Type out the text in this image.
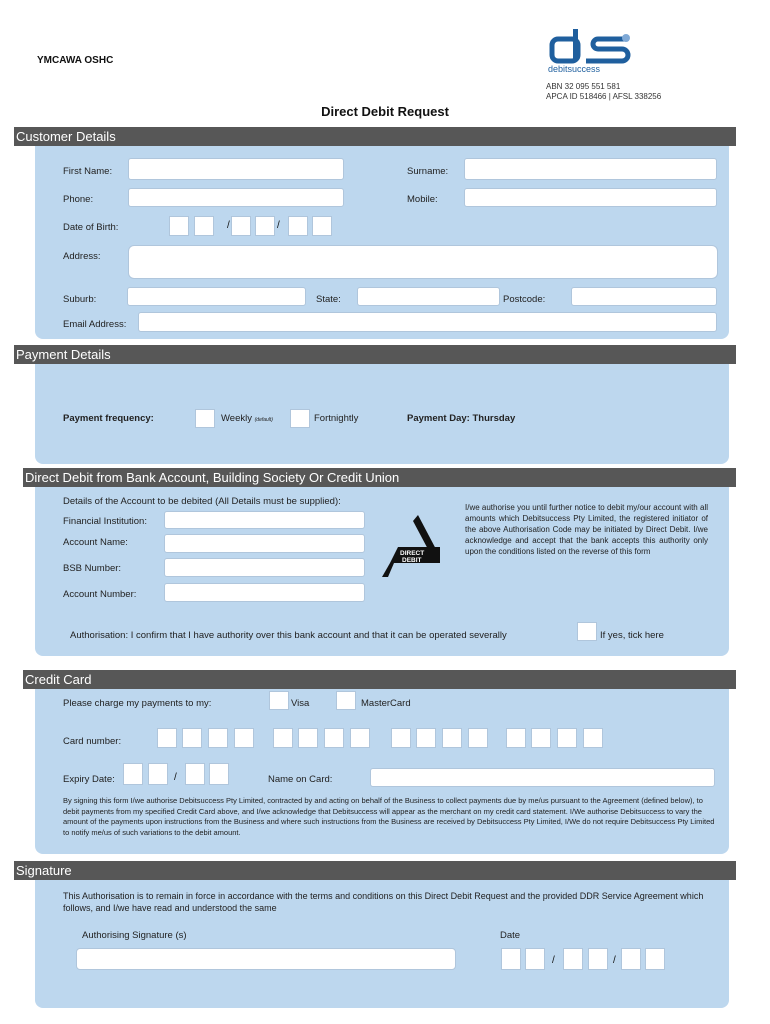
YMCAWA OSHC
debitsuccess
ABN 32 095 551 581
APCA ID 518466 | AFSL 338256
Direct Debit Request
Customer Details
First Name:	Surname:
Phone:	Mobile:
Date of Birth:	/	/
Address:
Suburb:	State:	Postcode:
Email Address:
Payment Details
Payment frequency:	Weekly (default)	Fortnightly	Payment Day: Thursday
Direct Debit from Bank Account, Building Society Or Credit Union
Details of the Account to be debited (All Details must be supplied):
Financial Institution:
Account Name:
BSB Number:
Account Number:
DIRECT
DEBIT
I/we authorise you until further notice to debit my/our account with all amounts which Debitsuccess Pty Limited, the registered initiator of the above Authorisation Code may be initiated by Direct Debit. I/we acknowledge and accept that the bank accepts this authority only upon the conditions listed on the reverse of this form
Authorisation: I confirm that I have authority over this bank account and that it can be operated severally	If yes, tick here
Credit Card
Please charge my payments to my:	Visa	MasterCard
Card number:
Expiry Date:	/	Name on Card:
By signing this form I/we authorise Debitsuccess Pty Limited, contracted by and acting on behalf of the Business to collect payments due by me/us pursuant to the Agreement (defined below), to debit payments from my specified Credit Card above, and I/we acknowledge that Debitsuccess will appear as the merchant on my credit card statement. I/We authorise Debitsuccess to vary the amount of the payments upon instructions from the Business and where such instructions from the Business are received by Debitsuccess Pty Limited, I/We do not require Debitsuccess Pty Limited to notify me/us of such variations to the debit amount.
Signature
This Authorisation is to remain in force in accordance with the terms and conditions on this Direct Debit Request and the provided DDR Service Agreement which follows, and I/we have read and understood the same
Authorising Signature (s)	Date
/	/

________

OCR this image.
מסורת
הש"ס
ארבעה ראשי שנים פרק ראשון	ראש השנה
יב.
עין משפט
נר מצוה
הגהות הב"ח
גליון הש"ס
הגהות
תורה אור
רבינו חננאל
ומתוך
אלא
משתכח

________

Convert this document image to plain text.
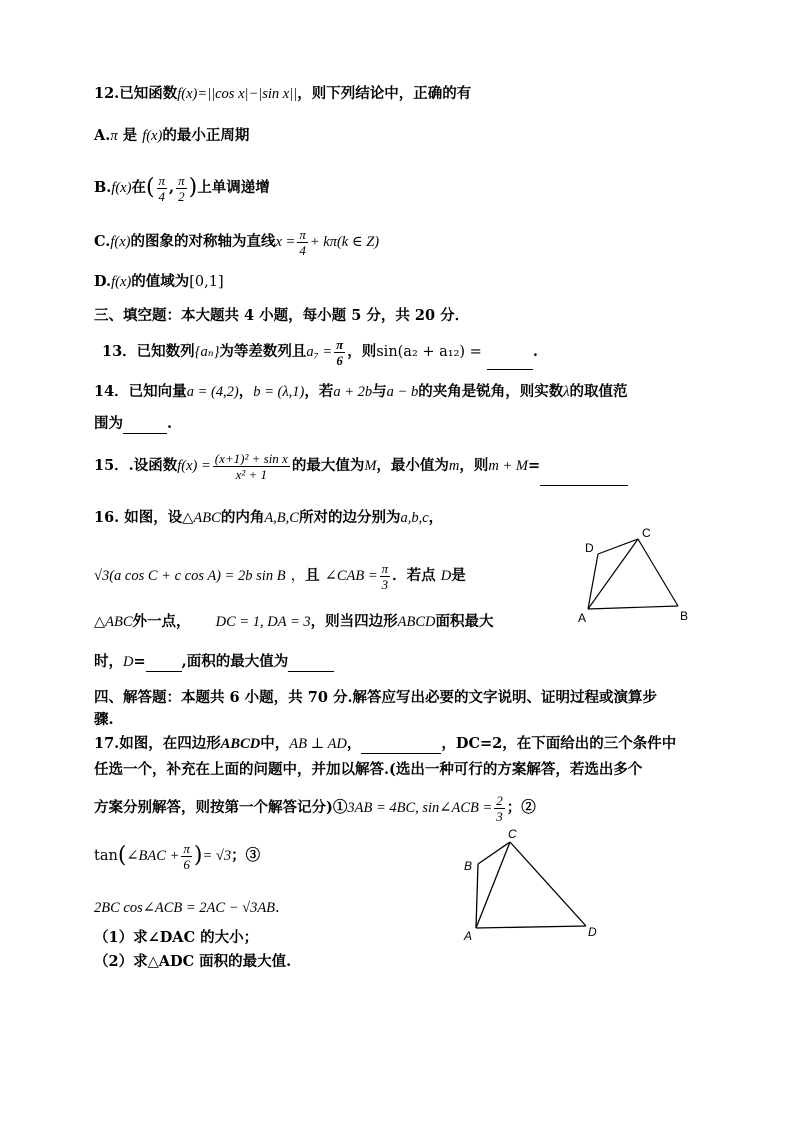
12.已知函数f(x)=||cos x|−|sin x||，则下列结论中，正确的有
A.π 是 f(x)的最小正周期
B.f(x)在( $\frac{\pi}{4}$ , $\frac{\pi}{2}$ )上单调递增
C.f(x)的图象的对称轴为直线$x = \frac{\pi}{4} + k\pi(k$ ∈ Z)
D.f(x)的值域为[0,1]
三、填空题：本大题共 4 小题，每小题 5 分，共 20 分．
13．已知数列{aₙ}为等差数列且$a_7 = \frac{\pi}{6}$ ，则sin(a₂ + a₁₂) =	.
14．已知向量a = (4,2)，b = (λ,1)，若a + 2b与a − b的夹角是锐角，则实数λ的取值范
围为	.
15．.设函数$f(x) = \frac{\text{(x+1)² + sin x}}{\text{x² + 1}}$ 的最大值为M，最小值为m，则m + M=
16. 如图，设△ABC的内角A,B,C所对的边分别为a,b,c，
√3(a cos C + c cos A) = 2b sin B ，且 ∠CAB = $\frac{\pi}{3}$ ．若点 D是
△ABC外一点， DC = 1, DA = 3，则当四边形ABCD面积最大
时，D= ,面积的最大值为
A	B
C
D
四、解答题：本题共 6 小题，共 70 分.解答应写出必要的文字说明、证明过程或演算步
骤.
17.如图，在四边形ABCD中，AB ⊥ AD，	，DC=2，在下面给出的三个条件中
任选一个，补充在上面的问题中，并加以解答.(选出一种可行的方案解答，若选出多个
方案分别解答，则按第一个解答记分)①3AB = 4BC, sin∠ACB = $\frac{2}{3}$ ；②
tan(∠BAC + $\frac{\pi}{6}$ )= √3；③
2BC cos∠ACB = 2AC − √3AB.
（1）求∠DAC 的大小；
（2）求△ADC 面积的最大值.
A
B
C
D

________

Count how many lines above contain the word "Details". Reply with the number alone.

3